SHORT TASK.
Write the records out again exactly, leaving no images in.

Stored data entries
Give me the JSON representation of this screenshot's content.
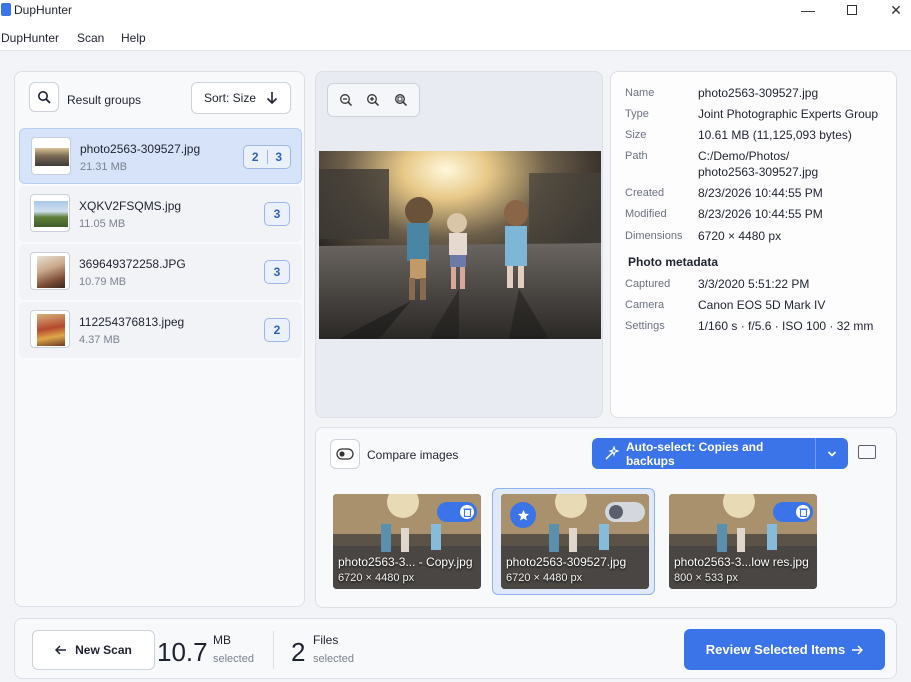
{
  "app": {
    "title": "DupHunter"
  },
  "window_controls": {
    "minimize": "—",
    "close": "✕"
  },
  "menu": [
    "DupHunter",
    "Scan",
    "Help"
  ],
  "groups_panel": {
    "title": "Result groups",
    "sort_label": "Sort: Size",
    "groups": [
      {
        "name": "photo2563-309527.jpg",
        "size": "21.31 MB",
        "counts": [
          "2",
          "3"
        ],
        "selected": true
      },
      {
        "name": "XQKV2FSQMS.jpg",
        "size": "11.05 MB",
        "counts": [
          "3"
        ]
      },
      {
        "name": "369649372258.JPG",
        "size": "10.79 MB",
        "counts": [
          "3"
        ]
      },
      {
        "name": "112254376813.jpeg",
        "size": "4.37 MB",
        "counts": [
          "2"
        ]
      }
    ]
  },
  "details": {
    "rows": [
      {
        "label": "Name",
        "value": "photo2563-309527.jpg"
      },
      {
        "label": "Type",
        "value": "Joint Photographic Experts Group"
      },
      {
        "label": "Size",
        "value": "10.61 MB (11,125,093 bytes)"
      },
      {
        "label": "Path",
        "value": "C:/Demo/Photos/",
        "value2": "photo2563-309527.jpg"
      },
      {
        "label": "Created",
        "value": "8/23/2026 10:44:55 PM"
      },
      {
        "label": "Modified",
        "value": "8/23/2026 10:44:55 PM"
      },
      {
        "label": "Dimensions",
        "value": "6720 × 4480 px"
      }
    ],
    "metadata_title": "Photo metadata",
    "metadata": [
      {
        "label": "Captured",
        "value": "3/3/2020 5:51:22 PM"
      },
      {
        "label": "Camera",
        "value": "Canon EOS 5D Mark IV"
      },
      {
        "label": "Settings",
        "value": "1/160 s · f/5.6 · ISO 100 · 32 mm"
      }
    ]
  },
  "compare": {
    "label": "Compare images",
    "auto_select_label": "Auto-select: Copies and backups",
    "items": [
      {
        "name": "photo2563-3... - Copy.jpg",
        "dims": "6720 × 4480 px",
        "marked": true
      },
      {
        "name": "photo2563-309527.jpg",
        "dims": "6720 × 4480 px",
        "marked": false,
        "original": true
      },
      {
        "name": "photo2563-3...low res.jpg",
        "dims": "800 × 533 px",
        "marked": true
      }
    ]
  },
  "footer": {
    "new_scan": "New Scan",
    "size_value": "10.7",
    "size_unit": "MB",
    "size_sub": "selected",
    "files_value": "2",
    "files_unit": "Files",
    "files_sub": "selected",
    "review": "Review Selected Items"
  },
  "colors": {
    "accent": "#3b73e8",
    "selected_row": "#d6e3f8"
  }
}
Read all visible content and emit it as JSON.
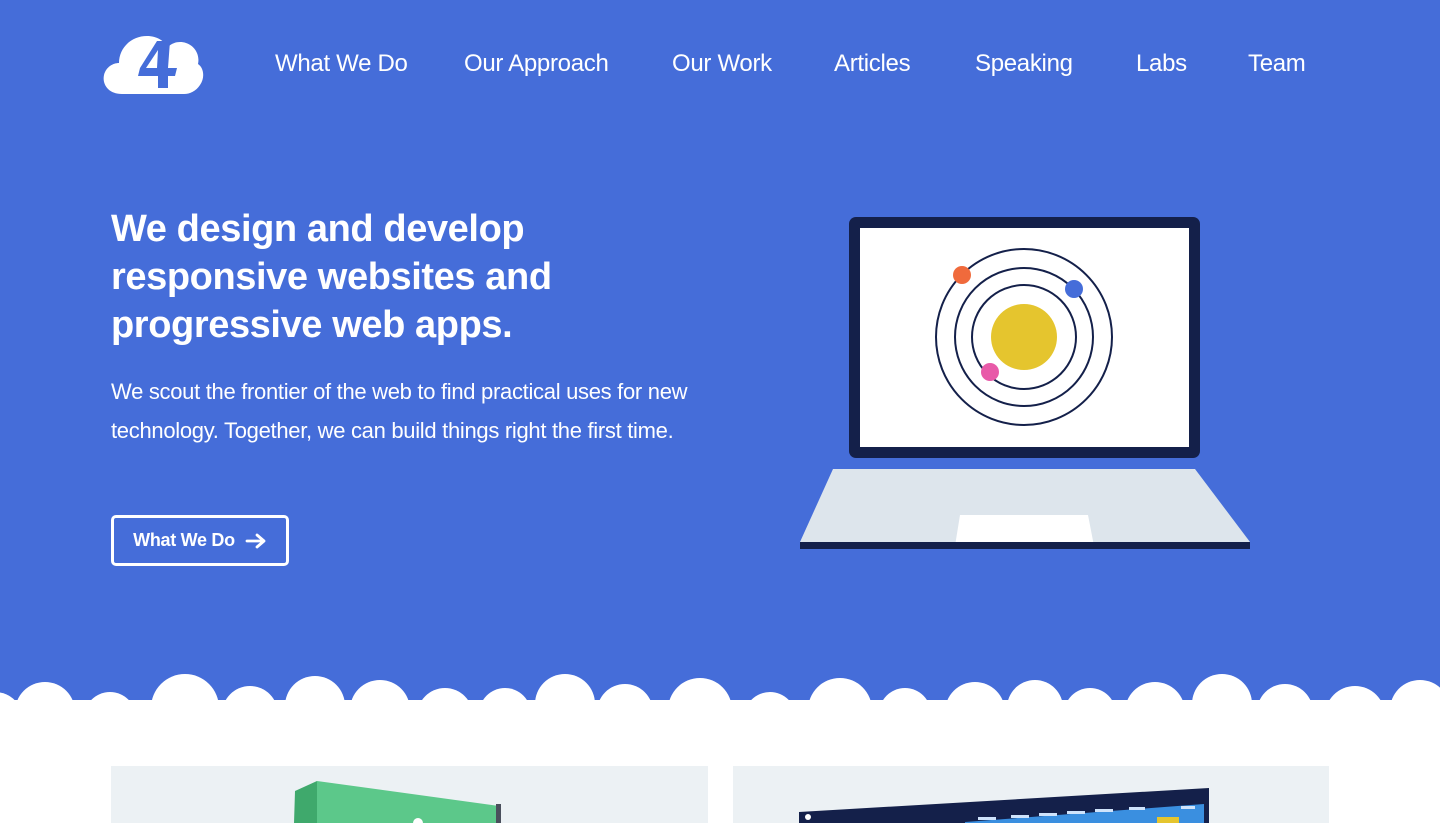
{
  "nav": {
    "items": [
      {
        "label": "What We Do"
      },
      {
        "label": "Our Approach"
      },
      {
        "label": "Our Work"
      },
      {
        "label": "Articles"
      },
      {
        "label": "Speaking"
      },
      {
        "label": "Labs"
      },
      {
        "label": "Team"
      }
    ]
  },
  "logo": {
    "text": "4",
    "icon": "cloud-4-logo"
  },
  "hero": {
    "headline": "We design and develop responsive websites and progressive web apps.",
    "subtext": "We scout the frontier of the web to find practical uses for new technology. Together, we can build things right the first time.",
    "cta_label": "What We Do",
    "cta_icon": "arrow-right-icon"
  },
  "colors": {
    "brand_blue": "#456DD9",
    "navy": "#14204A",
    "sun_yellow": "#E5C52E",
    "planet_orange": "#F06A3C",
    "planet_blue": "#456DD9",
    "planet_pink": "#E85AA8",
    "laptop_base": "#DDE5EC",
    "card_bg": "#ECF1F4",
    "card_green": "#5CC88A"
  }
}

EXPECTED ANSWER.
Give me the JSON representation of this screenshot's content.
{
  "app": {
    "title": "DupHunter"
  },
  "window_controls": {
    "minimize": "—",
    "close": "✕"
  },
  "menu": [
    "DupHunter",
    "Scan",
    "Help"
  ],
  "groups_panel": {
    "title": "Result groups",
    "sort_label": "Sort: Size",
    "groups": [
      {
        "name": "photo2563-309527.jpg",
        "size": "21.31 MB",
        "counts": [
          "2",
          "3"
        ],
        "selected": true
      },
      {
        "name": "XQKV2FSQMS.jpg",
        "size": "11.05 MB",
        "counts": [
          "3"
        ]
      },
      {
        "name": "369649372258.JPG",
        "size": "10.79 MB",
        "counts": [
          "3"
        ]
      },
      {
        "name": "112254376813.jpeg",
        "size": "4.37 MB",
        "counts": [
          "2"
        ]
      }
    ]
  },
  "details": {
    "rows": [
      {
        "label": "Name",
        "value": "photo2563-309527.jpg"
      },
      {
        "label": "Type",
        "value": "Joint Photographic Experts Group"
      },
      {
        "label": "Size",
        "value": "10.61 MB (11,125,093 bytes)"
      },
      {
        "label": "Path",
        "value": "C:/Demo/Photos/",
        "value2": "photo2563-309527.jpg"
      },
      {
        "label": "Created",
        "value": "8/23/2026 10:44:55 PM"
      },
      {
        "label": "Modified",
        "value": "8/23/2026 10:44:55 PM"
      },
      {
        "label": "Dimensions",
        "value": "6720 × 4480 px"
      }
    ],
    "metadata_title": "Photo metadata",
    "metadata": [
      {
        "label": "Captured",
        "value": "3/3/2020 5:51:22 PM"
      },
      {
        "label": "Camera",
        "value": "Canon EOS 5D Mark IV"
      },
      {
        "label": "Settings",
        "value": "1/160 s · f/5.6 · ISO 100 · 32 mm"
      }
    ]
  },
  "compare": {
    "label": "Compare images",
    "auto_select_label": "Auto-select: Copies and backups",
    "items": [
      {
        "name": "photo2563-3... - Copy.jpg",
        "dims": "6720 × 4480 px",
        "marked": true
      },
      {
        "name": "photo2563-309527.jpg",
        "dims": "6720 × 4480 px",
        "marked": false,
        "original": true
      },
      {
        "name": "photo2563-3...low res.jpg",
        "dims": "800 × 533 px",
        "marked": true
      }
    ]
  },
  "footer": {
    "new_scan": "New Scan",
    "size_value": "10.7",
    "size_unit": "MB",
    "size_sub": "selected",
    "files_value": "2",
    "files_unit": "Files",
    "files_sub": "selected",
    "review": "Review Selected Items"
  },
  "colors": {
    "accent": "#3b73e8",
    "selected_row": "#d6e3f8"
  }
}
Read all visible content and emit it as JSON.
{
  "nav": {
    "items": [
      {
        "label": "What We Do"
      },
      {
        "label": "Our Approach"
      },
      {
        "label": "Our Work"
      },
      {
        "label": "Articles"
      },
      {
        "label": "Speaking"
      },
      {
        "label": "Labs"
      },
      {
        "label": "Team"
      }
    ]
  },
  "logo": {
    "text": "4",
    "icon": "cloud-4-logo"
  },
  "hero": {
    "headline": "We design and develop responsive websites and progressive web apps.",
    "subtext": "We scout the frontier of the web to find practical uses for new technology. Together, we can build things right the first time.",
    "cta_label": "What We Do",
    "cta_icon": "arrow-right-icon"
  },
  "colors": {
    "brand_blue": "#456DD9",
    "navy": "#14204A",
    "sun_yellow": "#E5C52E",
    "planet_orange": "#F06A3C",
    "planet_blue": "#456DD9",
    "planet_pink": "#E85AA8",
    "laptop_base": "#DDE5EC",
    "card_bg": "#ECF1F4",
    "card_green": "#5CC88A"
  }
}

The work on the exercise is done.